--- Material to process ---
— BEGIN —
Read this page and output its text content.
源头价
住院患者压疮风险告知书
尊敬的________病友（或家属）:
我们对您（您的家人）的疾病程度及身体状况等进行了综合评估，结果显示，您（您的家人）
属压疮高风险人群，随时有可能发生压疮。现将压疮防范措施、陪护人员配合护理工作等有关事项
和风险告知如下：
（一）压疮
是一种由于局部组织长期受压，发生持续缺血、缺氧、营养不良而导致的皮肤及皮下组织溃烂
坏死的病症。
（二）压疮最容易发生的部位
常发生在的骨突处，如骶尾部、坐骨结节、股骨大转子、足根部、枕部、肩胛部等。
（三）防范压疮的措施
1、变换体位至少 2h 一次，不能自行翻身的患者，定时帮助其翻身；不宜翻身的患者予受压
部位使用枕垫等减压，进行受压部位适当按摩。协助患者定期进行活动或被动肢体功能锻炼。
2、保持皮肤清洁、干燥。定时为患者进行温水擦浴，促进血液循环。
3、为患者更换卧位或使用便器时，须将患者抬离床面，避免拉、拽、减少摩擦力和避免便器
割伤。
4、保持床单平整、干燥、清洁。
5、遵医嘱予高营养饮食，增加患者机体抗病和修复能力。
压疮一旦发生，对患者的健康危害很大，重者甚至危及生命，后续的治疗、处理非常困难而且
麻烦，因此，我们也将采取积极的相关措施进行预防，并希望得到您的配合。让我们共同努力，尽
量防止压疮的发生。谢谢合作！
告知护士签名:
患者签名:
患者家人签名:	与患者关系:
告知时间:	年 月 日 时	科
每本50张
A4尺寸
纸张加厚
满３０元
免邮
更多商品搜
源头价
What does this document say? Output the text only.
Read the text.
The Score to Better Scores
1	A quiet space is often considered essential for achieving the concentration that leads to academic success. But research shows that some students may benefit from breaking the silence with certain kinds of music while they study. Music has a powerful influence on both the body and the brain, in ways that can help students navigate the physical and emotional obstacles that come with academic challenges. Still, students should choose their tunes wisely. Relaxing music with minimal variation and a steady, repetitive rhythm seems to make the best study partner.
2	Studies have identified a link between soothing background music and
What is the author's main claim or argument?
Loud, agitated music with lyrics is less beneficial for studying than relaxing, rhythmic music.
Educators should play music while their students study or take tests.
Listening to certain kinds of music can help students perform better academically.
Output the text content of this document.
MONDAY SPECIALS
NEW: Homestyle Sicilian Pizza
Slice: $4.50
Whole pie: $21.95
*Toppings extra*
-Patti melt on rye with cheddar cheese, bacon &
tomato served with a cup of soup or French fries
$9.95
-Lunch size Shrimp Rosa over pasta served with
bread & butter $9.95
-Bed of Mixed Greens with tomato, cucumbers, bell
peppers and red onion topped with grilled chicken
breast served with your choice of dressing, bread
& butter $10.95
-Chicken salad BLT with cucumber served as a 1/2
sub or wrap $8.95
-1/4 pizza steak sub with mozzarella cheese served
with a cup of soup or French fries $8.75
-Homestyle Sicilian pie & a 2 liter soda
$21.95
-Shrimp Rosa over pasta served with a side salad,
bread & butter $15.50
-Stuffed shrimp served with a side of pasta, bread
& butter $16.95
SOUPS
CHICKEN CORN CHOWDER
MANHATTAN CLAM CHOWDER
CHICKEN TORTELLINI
— END —
--- Objective ---
Make an exact copy of every entry.

--- Exercise answer ---
Read this page and output its text content.
源头价
住院患者压疮风险告知书
尊敬的________病友（或家属）:
我们对您（您的家人）的疾病程度及身体状况等进行了综合评估，结果显示，您（您的家人）
属压疮高风险人群，随时有可能发生压疮。现将压疮防范措施、陪护人员配合护理工作等有关事项
和风险告知如下：
（一）压疮
是一种由于局部组织长期受压，发生持续缺血、缺氧、营养不良而导致的皮肤及皮下组织溃烂
坏死的病症。
（二）压疮最容易发生的部位
常发生在的骨突处，如骶尾部、坐骨结节、股骨大转子、足根部、枕部、肩胛部等。
（三）防范压疮的措施
1、变换体位至少 2h 一次，不能自行翻身的患者，定时帮助其翻身；不宜翻身的患者予受压
部位使用枕垫等减压，进行受压部位适当按摩。协助患者定期进行活动或被动肢体功能锻炼。
2、保持皮肤清洁、干燥。定时为患者进行温水擦浴，促进血液循环。
3、为患者更换卧位或使用便器时，须将患者抬离床面，避免拉、拽、减少摩擦力和避免便器
割伤。
4、保持床单平整、干燥、清洁。
5、遵医嘱予高营养饮食，增加患者机体抗病和修复能力。
压疮一旦发生，对患者的健康危害很大，重者甚至危及生命，后续的治疗、处理非常困难而且
麻烦，因此，我们也将采取积极的相关措施进行预防，并希望得到您的配合。让我们共同努力，尽
量防止压疮的发生。谢谢合作！
告知护士签名:
患者签名:
患者家人签名:	与患者关系:
告知时间:	年 月 日 时	科
每本50张
A4尺寸
纸张加厚
满３０元
免邮
更多商品搜
源头价
What does this document say? Output the text only.
Read the text.
The Score to Better Scores
1	A quiet space is often considered essential for achieving the concentration that leads to academic success. But research shows that some students may benefit from breaking the silence with certain kinds of music while they study. Music has a powerful influence on both the body and the brain, in ways that can help students navigate the physical and emotional obstacles that come with academic challenges. Still, students should choose their tunes wisely. Relaxing music with minimal variation and a steady, repetitive rhythm seems to make the best study partner.
2	Studies have identified a link between soothing background music and
What is the author's main claim or argument?
Loud, agitated music with lyrics is less beneficial for studying than relaxing, rhythmic music.
Educators should play music while their students study or take tests.
Listening to certain kinds of music can help students perform better academically.
Output the text content of this document.
MONDAY SPECIALS
NEW: Homestyle Sicilian Pizza
Slice: $4.50
Whole pie: $21.95
*Toppings extra*
-Patti melt on rye with cheddar cheese, bacon &
tomato served with a cup of soup or French fries
$9.95
-Lunch size Shrimp Rosa over pasta served with
bread & butter $9.95
-Bed of Mixed Greens with tomato, cucumbers, bell
peppers and red onion topped with grilled chicken
breast served with your choice of dressing, bread
& butter $10.95
-Chicken salad BLT with cucumber served as a 1/2
sub or wrap $8.95
-1/4 pizza steak sub with mozzarella cheese served
with a cup of soup or French fries $8.75
-Homestyle Sicilian pie & a 2 liter soda
$21.95
-Shrimp Rosa over pasta served with a side salad,
bread & butter $15.50
-Stuffed shrimp served with a side of pasta, bread
& butter $16.95
SOUPS
CHICKEN CORN CHOWDER
MANHATTAN CLAM CHOWDER
CHICKEN TORTELLINI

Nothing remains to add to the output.